• Given exercise: Without the pictures, set down the records below word for word.

------ Listed entries ------

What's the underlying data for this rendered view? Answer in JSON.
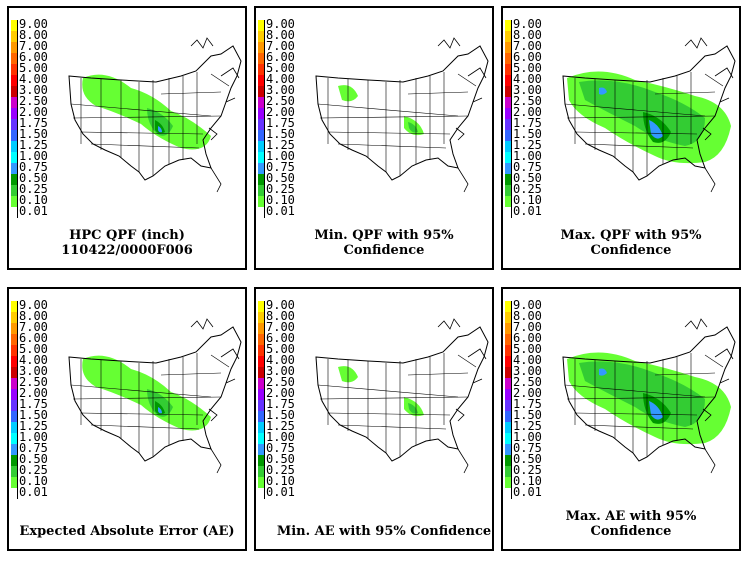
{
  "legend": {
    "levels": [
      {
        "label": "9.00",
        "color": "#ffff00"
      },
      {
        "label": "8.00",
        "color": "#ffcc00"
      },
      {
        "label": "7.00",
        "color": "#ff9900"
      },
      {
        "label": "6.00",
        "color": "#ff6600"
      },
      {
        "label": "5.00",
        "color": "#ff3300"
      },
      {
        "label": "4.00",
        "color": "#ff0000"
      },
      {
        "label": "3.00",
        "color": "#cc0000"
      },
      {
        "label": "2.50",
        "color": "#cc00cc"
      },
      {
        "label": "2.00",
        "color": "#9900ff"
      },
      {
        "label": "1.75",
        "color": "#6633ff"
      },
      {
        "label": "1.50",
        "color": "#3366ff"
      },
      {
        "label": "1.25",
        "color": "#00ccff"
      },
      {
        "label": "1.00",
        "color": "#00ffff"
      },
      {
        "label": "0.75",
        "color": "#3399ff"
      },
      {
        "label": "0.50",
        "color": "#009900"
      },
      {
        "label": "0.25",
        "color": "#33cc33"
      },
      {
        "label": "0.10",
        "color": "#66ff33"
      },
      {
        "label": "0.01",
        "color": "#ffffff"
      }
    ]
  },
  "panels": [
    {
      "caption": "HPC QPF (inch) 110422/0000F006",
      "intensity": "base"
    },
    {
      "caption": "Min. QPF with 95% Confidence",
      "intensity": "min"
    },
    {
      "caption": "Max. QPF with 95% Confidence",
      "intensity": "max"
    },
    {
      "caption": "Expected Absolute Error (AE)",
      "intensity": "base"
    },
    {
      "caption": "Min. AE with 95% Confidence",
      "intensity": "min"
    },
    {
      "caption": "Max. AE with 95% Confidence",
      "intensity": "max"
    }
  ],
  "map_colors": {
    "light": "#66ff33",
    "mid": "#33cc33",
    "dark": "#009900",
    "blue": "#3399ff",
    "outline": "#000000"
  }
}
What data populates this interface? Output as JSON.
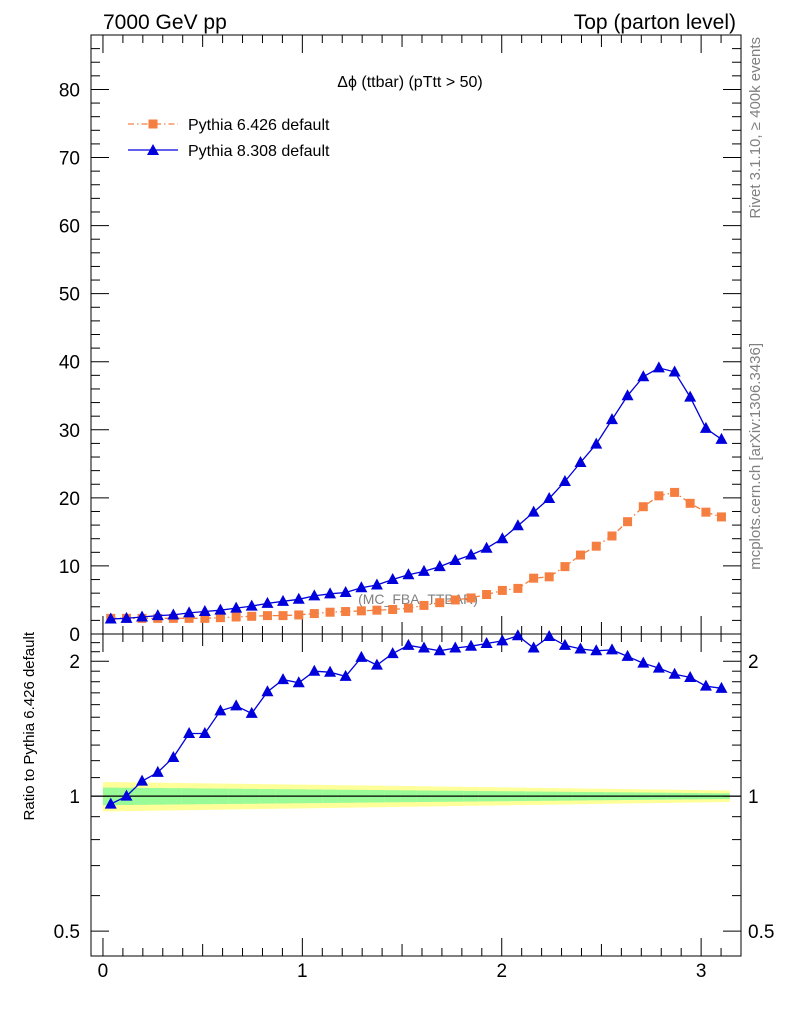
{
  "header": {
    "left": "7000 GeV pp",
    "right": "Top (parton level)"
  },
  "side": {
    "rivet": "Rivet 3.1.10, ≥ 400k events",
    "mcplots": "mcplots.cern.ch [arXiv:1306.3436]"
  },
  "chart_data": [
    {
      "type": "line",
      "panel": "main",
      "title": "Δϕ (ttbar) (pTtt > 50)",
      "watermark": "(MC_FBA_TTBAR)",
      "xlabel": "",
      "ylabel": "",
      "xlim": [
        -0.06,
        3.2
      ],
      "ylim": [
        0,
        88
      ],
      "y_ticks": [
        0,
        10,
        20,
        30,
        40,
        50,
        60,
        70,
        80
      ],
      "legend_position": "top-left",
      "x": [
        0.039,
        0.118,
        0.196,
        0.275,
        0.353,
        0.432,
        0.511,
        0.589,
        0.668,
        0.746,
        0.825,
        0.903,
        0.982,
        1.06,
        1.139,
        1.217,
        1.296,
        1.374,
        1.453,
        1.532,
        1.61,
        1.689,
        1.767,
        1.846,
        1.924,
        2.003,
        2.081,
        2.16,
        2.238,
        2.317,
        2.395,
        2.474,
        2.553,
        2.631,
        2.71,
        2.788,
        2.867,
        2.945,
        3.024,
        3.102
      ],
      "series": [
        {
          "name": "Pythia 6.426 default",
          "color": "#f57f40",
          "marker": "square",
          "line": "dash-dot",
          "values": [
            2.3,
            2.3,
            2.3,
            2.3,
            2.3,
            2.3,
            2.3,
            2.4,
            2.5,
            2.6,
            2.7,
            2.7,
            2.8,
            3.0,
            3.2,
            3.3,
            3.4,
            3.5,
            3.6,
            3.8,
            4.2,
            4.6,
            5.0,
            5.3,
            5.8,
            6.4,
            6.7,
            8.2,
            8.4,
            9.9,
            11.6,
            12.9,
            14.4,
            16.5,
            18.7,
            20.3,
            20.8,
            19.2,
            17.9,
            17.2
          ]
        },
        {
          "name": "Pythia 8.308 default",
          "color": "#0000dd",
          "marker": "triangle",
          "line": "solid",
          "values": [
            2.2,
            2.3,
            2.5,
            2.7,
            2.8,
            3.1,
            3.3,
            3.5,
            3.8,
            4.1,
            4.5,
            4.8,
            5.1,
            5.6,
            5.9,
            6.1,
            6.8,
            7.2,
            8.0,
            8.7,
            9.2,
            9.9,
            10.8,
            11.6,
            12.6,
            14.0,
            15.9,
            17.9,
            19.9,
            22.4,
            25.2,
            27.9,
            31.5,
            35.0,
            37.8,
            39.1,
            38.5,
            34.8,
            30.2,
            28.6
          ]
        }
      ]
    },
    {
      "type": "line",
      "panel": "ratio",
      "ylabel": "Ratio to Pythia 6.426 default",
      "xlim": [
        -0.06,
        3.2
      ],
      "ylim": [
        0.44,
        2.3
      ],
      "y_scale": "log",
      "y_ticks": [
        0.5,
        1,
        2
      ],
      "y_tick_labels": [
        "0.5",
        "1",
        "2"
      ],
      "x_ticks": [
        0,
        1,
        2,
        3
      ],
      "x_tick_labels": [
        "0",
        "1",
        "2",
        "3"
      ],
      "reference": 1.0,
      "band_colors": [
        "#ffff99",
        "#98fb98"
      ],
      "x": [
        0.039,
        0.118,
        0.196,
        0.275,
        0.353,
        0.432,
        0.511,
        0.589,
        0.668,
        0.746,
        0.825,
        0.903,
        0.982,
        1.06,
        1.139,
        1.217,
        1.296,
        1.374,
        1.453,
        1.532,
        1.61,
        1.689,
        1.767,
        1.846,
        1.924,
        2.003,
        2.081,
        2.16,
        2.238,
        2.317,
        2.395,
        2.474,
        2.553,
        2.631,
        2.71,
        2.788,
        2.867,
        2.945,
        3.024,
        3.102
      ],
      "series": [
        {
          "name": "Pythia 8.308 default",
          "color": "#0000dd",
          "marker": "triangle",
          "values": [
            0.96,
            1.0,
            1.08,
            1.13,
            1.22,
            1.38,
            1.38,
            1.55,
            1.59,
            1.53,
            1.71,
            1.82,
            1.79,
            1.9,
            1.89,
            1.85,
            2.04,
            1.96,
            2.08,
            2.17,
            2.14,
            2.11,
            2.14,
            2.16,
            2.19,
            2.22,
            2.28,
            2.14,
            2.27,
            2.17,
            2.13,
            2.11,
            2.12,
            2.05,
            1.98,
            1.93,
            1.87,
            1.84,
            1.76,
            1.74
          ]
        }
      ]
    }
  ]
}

------

• Finished task:
What's the underlying data for this rendered view? Answer in JSON.
{
  "legend": {
    "levels": [
      {
        "label": "9.00",
        "color": "#ffff00"
      },
      {
        "label": "8.00",
        "color": "#ffcc00"
      },
      {
        "label": "7.00",
        "color": "#ff9900"
      },
      {
        "label": "6.00",
        "color": "#ff6600"
      },
      {
        "label": "5.00",
        "color": "#ff3300"
      },
      {
        "label": "4.00",
        "color": "#ff0000"
      },
      {
        "label": "3.00",
        "color": "#cc0000"
      },
      {
        "label": "2.50",
        "color": "#cc00cc"
      },
      {
        "label": "2.00",
        "color": "#9900ff"
      },
      {
        "label": "1.75",
        "color": "#6633ff"
      },
      {
        "label": "1.50",
        "color": "#3366ff"
      },
      {
        "label": "1.25",
        "color": "#00ccff"
      },
      {
        "label": "1.00",
        "color": "#00ffff"
      },
      {
        "label": "0.75",
        "color": "#3399ff"
      },
      {
        "label": "0.50",
        "color": "#009900"
      },
      {
        "label": "0.25",
        "color": "#33cc33"
      },
      {
        "label": "0.10",
        "color": "#66ff33"
      },
      {
        "label": "0.01",
        "color": "#ffffff"
      }
    ]
  },
  "panels": [
    {
      "caption": "HPC QPF (inch) 110422/0000F006",
      "intensity": "base"
    },
    {
      "caption": "Min. QPF with 95% Confidence",
      "intensity": "min"
    },
    {
      "caption": "Max. QPF with 95% Confidence",
      "intensity": "max"
    },
    {
      "caption": "Expected Absolute Error (AE)",
      "intensity": "base"
    },
    {
      "caption": "Min. AE with 95% Confidence",
      "intensity": "min"
    },
    {
      "caption": "Max. AE with 95% Confidence",
      "intensity": "max"
    }
  ],
  "map_colors": {
    "light": "#66ff33",
    "mid": "#33cc33",
    "dark": "#009900",
    "blue": "#3399ff",
    "outline": "#000000"
  }
}
What data populates this interface? Output as JSON.
{
  "header": {
    "left": "7000 GeV pp",
    "right": "Top (parton level)"
  },
  "side": {
    "rivet": "Rivet 3.1.10, ≥ 400k events",
    "mcplots": "mcplots.cern.ch [arXiv:1306.3436]"
  },
  "chart_data": [
    {
      "type": "line",
      "panel": "main",
      "title": "Δϕ (ttbar) (pTtt > 50)",
      "watermark": "(MC_FBA_TTBAR)",
      "xlabel": "",
      "ylabel": "",
      "xlim": [
        -0.06,
        3.2
      ],
      "ylim": [
        0,
        88
      ],
      "y_ticks": [
        0,
        10,
        20,
        30,
        40,
        50,
        60,
        70,
        80
      ],
      "legend_position": "top-left",
      "x": [
        0.039,
        0.118,
        0.196,
        0.275,
        0.353,
        0.432,
        0.511,
        0.589,
        0.668,
        0.746,
        0.825,
        0.903,
        0.982,
        1.06,
        1.139,
        1.217,
        1.296,
        1.374,
        1.453,
        1.532,
        1.61,
        1.689,
        1.767,
        1.846,
        1.924,
        2.003,
        2.081,
        2.16,
        2.238,
        2.317,
        2.395,
        2.474,
        2.553,
        2.631,
        2.71,
        2.788,
        2.867,
        2.945,
        3.024,
        3.102
      ],
      "series": [
        {
          "name": "Pythia 6.426 default",
          "color": "#f57f40",
          "marker": "square",
          "line": "dash-dot",
          "values": [
            2.3,
            2.3,
            2.3,
            2.3,
            2.3,
            2.3,
            2.3,
            2.4,
            2.5,
            2.6,
            2.7,
            2.7,
            2.8,
            3.0,
            3.2,
            3.3,
            3.4,
            3.5,
            3.6,
            3.8,
            4.2,
            4.6,
            5.0,
            5.3,
            5.8,
            6.4,
            6.7,
            8.2,
            8.4,
            9.9,
            11.6,
            12.9,
            14.4,
            16.5,
            18.7,
            20.3,
            20.8,
            19.2,
            17.9,
            17.2
          ]
        },
        {
          "name": "Pythia 8.308 default",
          "color": "#0000dd",
          "marker": "triangle",
          "line": "solid",
          "values": [
            2.2,
            2.3,
            2.5,
            2.7,
            2.8,
            3.1,
            3.3,
            3.5,
            3.8,
            4.1,
            4.5,
            4.8,
            5.1,
            5.6,
            5.9,
            6.1,
            6.8,
            7.2,
            8.0,
            8.7,
            9.2,
            9.9,
            10.8,
            11.6,
            12.6,
            14.0,
            15.9,
            17.9,
            19.9,
            22.4,
            25.2,
            27.9,
            31.5,
            35.0,
            37.8,
            39.1,
            38.5,
            34.8,
            30.2,
            28.6
          ]
        }
      ]
    },
    {
      "type": "line",
      "panel": "ratio",
      "ylabel": "Ratio to Pythia 6.426 default",
      "xlim": [
        -0.06,
        3.2
      ],
      "ylim": [
        0.44,
        2.3
      ],
      "y_scale": "log",
      "y_ticks": [
        0.5,
        1,
        2
      ],
      "y_tick_labels": [
        "0.5",
        "1",
        "2"
      ],
      "x_ticks": [
        0,
        1,
        2,
        3
      ],
      "x_tick_labels": [
        "0",
        "1",
        "2",
        "3"
      ],
      "reference": 1.0,
      "band_colors": [
        "#ffff99",
        "#98fb98"
      ],
      "x": [
        0.039,
        0.118,
        0.196,
        0.275,
        0.353,
        0.432,
        0.511,
        0.589,
        0.668,
        0.746,
        0.825,
        0.903,
        0.982,
        1.06,
        1.139,
        1.217,
        1.296,
        1.374,
        1.453,
        1.532,
        1.61,
        1.689,
        1.767,
        1.846,
        1.924,
        2.003,
        2.081,
        2.16,
        2.238,
        2.317,
        2.395,
        2.474,
        2.553,
        2.631,
        2.71,
        2.788,
        2.867,
        2.945,
        3.024,
        3.102
      ],
      "series": [
        {
          "name": "Pythia 8.308 default",
          "color": "#0000dd",
          "marker": "triangle",
          "values": [
            0.96,
            1.0,
            1.08,
            1.13,
            1.22,
            1.38,
            1.38,
            1.55,
            1.59,
            1.53,
            1.71,
            1.82,
            1.79,
            1.9,
            1.89,
            1.85,
            2.04,
            1.96,
            2.08,
            2.17,
            2.14,
            2.11,
            2.14,
            2.16,
            2.19,
            2.22,
            2.28,
            2.14,
            2.27,
            2.17,
            2.13,
            2.11,
            2.12,
            2.05,
            1.98,
            1.93,
            1.87,
            1.84,
            1.76,
            1.74
          ]
        }
      ]
    }
  ]
}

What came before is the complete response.